--- begin GIVEN RECORDS ---

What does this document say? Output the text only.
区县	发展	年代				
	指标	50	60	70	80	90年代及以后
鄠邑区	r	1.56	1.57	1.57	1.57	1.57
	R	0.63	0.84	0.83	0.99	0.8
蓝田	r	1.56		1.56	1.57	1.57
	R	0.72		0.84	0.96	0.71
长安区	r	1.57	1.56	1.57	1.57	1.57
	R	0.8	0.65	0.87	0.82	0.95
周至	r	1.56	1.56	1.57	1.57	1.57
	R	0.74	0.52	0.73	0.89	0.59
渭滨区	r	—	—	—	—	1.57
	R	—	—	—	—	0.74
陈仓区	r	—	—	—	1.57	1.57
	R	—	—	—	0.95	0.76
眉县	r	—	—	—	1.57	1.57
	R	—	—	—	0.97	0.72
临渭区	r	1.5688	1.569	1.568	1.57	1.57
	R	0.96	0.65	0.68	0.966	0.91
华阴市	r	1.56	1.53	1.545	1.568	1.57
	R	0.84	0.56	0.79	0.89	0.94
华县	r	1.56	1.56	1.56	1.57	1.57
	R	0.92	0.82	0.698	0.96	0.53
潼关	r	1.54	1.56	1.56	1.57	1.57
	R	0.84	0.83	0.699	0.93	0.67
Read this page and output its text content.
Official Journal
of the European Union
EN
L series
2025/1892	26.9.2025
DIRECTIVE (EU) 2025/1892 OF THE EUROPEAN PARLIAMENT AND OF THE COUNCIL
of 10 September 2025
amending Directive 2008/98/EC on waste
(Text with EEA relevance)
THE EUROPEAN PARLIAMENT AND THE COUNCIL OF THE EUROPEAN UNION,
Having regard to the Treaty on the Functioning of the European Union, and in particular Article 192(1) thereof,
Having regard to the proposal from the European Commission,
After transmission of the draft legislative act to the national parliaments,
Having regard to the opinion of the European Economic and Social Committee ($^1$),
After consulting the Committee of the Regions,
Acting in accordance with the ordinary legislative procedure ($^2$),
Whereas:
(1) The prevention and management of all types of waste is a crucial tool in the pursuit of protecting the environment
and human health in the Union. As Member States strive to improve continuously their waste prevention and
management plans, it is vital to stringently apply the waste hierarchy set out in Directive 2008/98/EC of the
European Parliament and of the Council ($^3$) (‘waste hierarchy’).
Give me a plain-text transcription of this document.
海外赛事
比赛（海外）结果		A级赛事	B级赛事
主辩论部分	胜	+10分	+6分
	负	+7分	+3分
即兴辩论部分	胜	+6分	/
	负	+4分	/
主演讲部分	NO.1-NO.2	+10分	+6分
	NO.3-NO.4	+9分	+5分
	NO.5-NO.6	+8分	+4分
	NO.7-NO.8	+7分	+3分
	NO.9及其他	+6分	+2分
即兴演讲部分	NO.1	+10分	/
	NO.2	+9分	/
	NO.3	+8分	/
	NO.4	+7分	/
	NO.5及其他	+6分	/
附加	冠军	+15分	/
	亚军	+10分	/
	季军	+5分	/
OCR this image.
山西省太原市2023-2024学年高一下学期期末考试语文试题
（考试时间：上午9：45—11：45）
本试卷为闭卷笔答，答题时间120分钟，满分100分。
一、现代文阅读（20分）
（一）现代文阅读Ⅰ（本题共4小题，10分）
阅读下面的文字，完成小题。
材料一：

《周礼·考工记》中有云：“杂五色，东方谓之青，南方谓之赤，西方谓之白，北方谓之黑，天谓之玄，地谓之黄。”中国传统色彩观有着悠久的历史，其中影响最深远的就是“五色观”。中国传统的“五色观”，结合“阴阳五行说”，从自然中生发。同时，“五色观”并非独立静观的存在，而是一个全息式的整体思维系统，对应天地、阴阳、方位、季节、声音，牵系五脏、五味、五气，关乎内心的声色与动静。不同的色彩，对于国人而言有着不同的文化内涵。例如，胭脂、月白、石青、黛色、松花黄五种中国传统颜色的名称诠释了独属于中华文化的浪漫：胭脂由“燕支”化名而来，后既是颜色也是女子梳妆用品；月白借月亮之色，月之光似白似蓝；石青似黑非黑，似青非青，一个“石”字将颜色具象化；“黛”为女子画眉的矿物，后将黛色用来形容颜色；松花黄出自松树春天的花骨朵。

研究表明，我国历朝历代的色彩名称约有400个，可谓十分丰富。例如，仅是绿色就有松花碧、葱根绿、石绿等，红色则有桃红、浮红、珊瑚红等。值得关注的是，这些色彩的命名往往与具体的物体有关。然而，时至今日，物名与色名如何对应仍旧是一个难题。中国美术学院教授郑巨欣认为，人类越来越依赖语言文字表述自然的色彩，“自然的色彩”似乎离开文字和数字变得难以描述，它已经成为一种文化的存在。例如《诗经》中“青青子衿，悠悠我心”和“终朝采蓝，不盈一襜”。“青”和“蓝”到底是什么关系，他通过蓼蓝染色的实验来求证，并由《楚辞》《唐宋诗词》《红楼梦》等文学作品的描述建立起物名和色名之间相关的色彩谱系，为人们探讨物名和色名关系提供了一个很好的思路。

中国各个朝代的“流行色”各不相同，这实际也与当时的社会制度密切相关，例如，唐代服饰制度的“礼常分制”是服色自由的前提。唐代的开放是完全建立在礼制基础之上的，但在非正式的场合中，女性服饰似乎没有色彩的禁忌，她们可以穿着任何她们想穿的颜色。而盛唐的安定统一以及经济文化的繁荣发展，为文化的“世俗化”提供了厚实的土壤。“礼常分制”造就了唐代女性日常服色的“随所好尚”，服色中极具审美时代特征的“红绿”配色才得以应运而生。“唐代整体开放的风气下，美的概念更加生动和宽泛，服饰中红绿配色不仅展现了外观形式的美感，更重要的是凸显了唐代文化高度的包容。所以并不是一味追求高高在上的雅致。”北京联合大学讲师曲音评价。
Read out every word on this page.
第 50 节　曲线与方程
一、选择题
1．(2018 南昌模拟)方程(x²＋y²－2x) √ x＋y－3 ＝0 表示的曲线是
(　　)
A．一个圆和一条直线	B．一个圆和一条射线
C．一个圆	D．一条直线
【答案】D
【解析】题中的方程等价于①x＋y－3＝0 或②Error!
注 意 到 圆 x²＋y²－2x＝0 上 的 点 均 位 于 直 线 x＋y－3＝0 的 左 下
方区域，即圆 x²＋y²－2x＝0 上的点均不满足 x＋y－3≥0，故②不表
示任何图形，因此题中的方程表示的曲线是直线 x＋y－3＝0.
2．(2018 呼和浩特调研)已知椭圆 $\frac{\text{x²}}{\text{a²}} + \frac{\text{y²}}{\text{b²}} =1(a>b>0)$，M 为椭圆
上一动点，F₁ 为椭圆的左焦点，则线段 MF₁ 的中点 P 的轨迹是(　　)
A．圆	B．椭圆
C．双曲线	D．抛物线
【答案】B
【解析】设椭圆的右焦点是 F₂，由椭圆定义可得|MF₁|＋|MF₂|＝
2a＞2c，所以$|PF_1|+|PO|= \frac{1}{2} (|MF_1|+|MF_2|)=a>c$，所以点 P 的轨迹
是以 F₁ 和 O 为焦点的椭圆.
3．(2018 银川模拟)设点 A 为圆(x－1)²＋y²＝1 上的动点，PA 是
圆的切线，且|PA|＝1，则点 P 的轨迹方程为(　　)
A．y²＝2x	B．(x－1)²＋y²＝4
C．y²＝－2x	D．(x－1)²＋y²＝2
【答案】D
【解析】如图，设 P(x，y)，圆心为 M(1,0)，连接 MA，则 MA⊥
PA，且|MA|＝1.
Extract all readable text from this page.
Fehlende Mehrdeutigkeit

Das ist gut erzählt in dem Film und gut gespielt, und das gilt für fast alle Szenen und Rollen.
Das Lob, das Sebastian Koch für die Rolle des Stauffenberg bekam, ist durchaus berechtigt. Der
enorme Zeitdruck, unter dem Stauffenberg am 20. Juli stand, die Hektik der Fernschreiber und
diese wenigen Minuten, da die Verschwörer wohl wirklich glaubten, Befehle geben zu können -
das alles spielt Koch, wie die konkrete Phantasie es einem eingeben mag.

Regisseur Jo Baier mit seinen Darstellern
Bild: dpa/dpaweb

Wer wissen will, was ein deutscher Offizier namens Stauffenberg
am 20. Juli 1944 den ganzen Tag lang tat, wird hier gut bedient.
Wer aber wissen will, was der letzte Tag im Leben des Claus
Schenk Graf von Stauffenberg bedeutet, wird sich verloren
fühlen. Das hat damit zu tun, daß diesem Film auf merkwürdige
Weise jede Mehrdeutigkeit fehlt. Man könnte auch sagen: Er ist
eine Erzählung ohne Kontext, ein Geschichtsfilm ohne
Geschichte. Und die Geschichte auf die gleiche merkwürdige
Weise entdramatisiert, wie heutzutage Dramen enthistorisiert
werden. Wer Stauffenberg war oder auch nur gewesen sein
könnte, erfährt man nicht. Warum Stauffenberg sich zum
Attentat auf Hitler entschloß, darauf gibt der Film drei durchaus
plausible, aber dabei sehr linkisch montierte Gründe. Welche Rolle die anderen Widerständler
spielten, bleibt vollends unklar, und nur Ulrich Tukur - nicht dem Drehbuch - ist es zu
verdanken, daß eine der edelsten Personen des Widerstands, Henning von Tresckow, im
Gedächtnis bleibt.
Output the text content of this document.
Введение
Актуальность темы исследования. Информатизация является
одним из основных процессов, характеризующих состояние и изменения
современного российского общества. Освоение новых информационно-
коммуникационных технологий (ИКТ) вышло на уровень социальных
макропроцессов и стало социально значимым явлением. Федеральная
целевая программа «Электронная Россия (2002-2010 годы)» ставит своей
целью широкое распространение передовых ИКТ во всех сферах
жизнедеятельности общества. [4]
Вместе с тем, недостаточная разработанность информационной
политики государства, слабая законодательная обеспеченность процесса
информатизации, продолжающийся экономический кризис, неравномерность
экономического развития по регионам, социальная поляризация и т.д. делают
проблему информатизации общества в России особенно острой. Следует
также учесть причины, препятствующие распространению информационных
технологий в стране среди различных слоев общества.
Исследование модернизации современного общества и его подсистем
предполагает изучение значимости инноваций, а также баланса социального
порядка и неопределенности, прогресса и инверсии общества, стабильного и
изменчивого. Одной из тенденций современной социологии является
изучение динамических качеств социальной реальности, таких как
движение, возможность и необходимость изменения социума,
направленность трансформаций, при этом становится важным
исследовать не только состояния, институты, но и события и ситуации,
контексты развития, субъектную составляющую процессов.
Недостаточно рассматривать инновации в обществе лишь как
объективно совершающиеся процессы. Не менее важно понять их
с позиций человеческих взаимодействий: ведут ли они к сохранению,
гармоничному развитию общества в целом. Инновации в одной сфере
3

--- end GIVEN RECORDS ---

=== WHAT TO PRODUCE ===
Check the records above line by line and tally those holding the string "from". Answer with the number only.

=== SOLUTION ===
2